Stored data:
-*-*-
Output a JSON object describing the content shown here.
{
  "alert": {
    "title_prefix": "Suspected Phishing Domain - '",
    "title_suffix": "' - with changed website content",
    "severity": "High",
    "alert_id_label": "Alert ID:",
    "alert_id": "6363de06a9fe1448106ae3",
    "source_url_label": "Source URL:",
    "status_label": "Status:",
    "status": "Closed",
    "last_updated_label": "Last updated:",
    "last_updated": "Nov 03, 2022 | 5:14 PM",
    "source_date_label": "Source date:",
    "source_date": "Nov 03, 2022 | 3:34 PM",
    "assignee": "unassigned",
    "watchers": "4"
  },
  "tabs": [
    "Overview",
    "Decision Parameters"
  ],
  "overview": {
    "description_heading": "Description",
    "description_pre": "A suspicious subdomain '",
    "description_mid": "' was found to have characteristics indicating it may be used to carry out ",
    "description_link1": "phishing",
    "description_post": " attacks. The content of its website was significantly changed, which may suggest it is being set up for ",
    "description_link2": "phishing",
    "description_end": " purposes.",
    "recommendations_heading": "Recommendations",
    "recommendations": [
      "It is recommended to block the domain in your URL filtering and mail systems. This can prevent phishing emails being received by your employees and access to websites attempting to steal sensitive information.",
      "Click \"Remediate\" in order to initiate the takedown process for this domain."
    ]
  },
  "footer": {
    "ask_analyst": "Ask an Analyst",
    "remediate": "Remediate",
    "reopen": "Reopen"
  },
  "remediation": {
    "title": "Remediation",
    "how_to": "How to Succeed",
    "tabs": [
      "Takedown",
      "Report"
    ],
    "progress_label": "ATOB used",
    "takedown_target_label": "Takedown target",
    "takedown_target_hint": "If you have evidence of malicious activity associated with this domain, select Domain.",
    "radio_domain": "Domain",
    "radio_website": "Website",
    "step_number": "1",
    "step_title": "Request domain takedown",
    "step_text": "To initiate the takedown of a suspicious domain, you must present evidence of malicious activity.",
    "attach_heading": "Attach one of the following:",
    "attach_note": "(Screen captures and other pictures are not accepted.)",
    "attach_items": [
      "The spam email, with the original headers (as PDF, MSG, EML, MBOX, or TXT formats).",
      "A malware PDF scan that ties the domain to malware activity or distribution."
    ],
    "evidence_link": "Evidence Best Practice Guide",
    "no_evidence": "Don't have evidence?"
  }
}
-*-*-
EXERCISE GOAL
From the entries above, copy every line containing the word "have".

REPLY
    "description_mid": "' was found to have characteristics indicating it may be used to carry out ",
    "takedown_target_hint": "If you have evidence of malicious activity associated with this domain, select Domain.",
    "no_evidence": "Don't have evidence?"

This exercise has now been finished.